SHORT TASK: Search the data for the string "below" and extract every line where it appears.

ENTRIES PROVIDED:
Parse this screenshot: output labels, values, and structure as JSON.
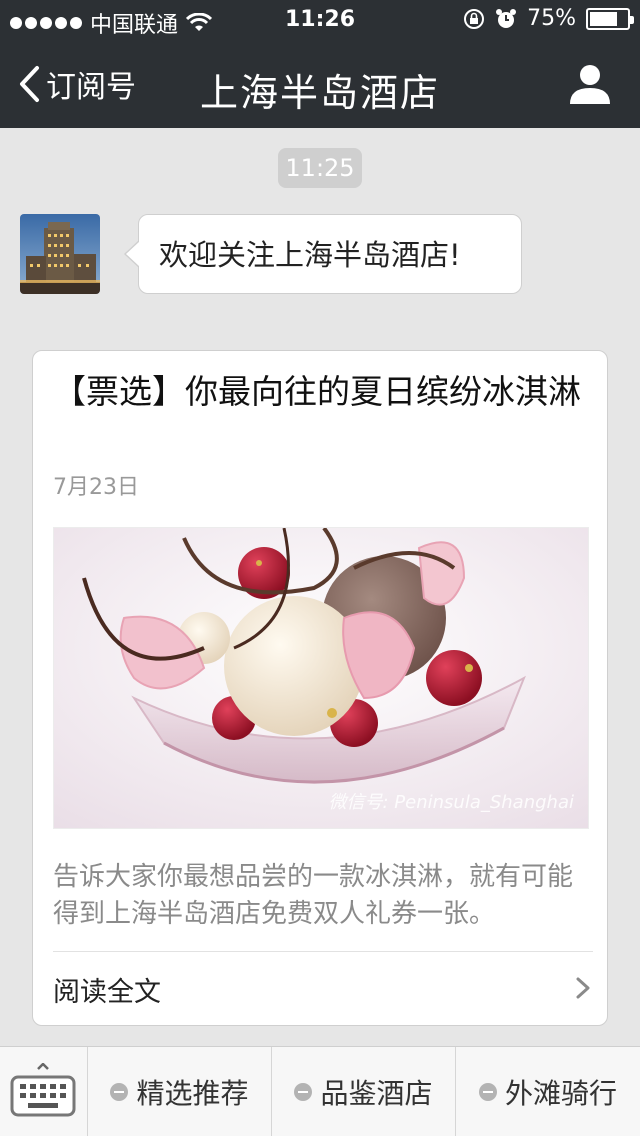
{
  "status_bar": {
    "carrier": "中国联通",
    "time": "11:26",
    "battery_text": "75%",
    "battery_level": 0.75
  },
  "nav": {
    "back_label": "订阅号",
    "title": "上海半岛酒店"
  },
  "chat": {
    "time_chip": "11:25",
    "welcome_message": "欢迎关注上海半岛酒店!"
  },
  "article": {
    "title": "【票选】你最向往的夏日缤纷冰淇淋",
    "date": "7月23日",
    "image_watermark": "微信号: Peninsula_Shanghai",
    "description": "告诉大家你最想品尝的一款冰淇淋，就有可能得到上海半岛酒店免费双人礼券一张。",
    "read_more": "阅读全文"
  },
  "menu": {
    "items": [
      {
        "label": "精选推荐"
      },
      {
        "label": "品鉴酒店"
      },
      {
        "label": "外滩骑行"
      }
    ]
  },
  "colors": {
    "header": "#2c3034",
    "background": "#e6e6e6",
    "card": "#ffffff"
  }
}
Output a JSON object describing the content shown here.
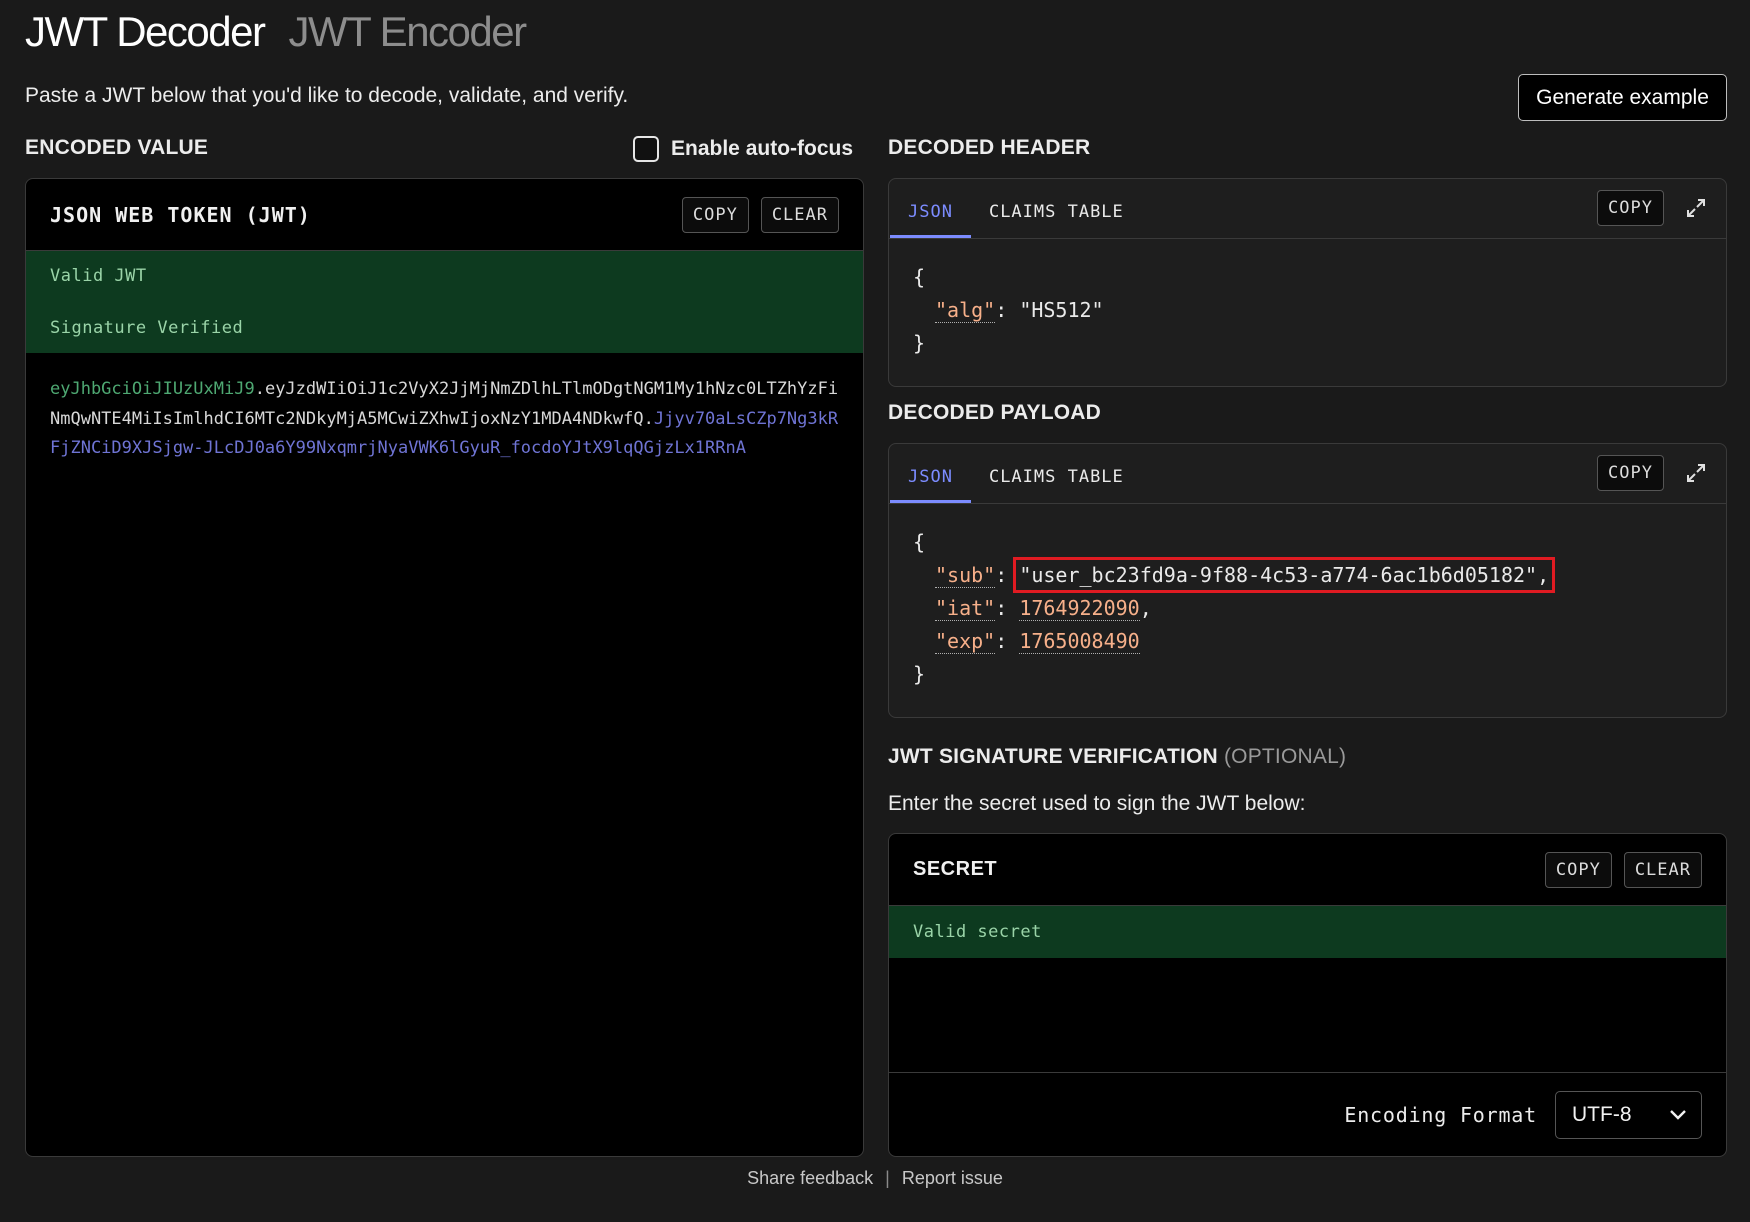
{
  "header": {
    "tabs": [
      {
        "label": "JWT Decoder",
        "active": true
      },
      {
        "label": "JWT Encoder",
        "active": false
      }
    ],
    "subtitle": "Paste a JWT below that you'd like to decode, validate, and verify.",
    "generate_button": "Generate example"
  },
  "encoded": {
    "section_label": "ENCODED VALUE",
    "autofocus_label": "Enable auto-focus",
    "autofocus_checked": false,
    "panel_title": "JSON WEB TOKEN (JWT)",
    "copy": "COPY",
    "clear": "CLEAR",
    "status_valid": "Valid JWT",
    "status_signature": "Signature Verified",
    "token_header": "eyJhbGciOiJIUzUxMiJ9",
    "token_payload": "eyJzdWIiOiJ1c2VyX2JjMjNmZDlhLTlmODgtNGM1My1hNzc0LTZhYzFiNmQwNTE4MiIsImlhdCI6MTc2NDkyMjA5MCwiZXhwIjoxNzY1MDA4NDkwfQ",
    "token_signature": "Jjyv70aLsCZp7Ng3kRFjZNCiD9XJSjgw-JLcDJ0a6Y99NxqmrjNyaVWK6lGyuR_focdoYJtX9lqQGjzLx1RRnA",
    "dot": "."
  },
  "decoded_header": {
    "section_label": "DECODED HEADER",
    "tab_json": "JSON",
    "tab_claims": "CLAIMS TABLE",
    "copy": "COPY",
    "open_brace": "{",
    "close_brace": "}",
    "alg_key": "\"alg\"",
    "alg_value": "\"HS512\""
  },
  "decoded_payload": {
    "section_label": "DECODED PAYLOAD",
    "tab_json": "JSON",
    "tab_claims": "CLAIMS TABLE",
    "copy": "COPY",
    "open_brace": "{",
    "close_brace": "}",
    "sub_key": "\"sub\"",
    "sub_value": "\"user_bc23fd9a-9f88-4c53-a774-6ac1b6d05182\",",
    "iat_key": "\"iat\"",
    "iat_value": "1764922090",
    "exp_key": "\"exp\"",
    "exp_value": "1765008490",
    "colon": ": ",
    "comma": ","
  },
  "signature": {
    "section_label": "JWT SIGNATURE VERIFICATION",
    "section_label_optional": "(OPTIONAL)",
    "description": "Enter the secret used to sign the JWT below:",
    "panel_title": "SECRET",
    "copy": "COPY",
    "clear": "CLEAR",
    "status": "Valid secret",
    "encoding_label": "Encoding Format",
    "encoding_value": "UTF-8"
  },
  "footer": {
    "feedback": "Share feedback",
    "separator": "|",
    "report": "Report issue"
  },
  "colors": {
    "background": "#1a1a1a",
    "valid_green_bg": "#0d3a1f",
    "accent_tab": "#7c8cff",
    "json_value": "#f7b08a",
    "highlight_box": "#e01b22"
  }
}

FULL SOLUTION:
    "subtitle": "Paste a JWT below that you'd like to decode, validate, and verify.",
    "description": "Enter the secret used to sign the JWT below:",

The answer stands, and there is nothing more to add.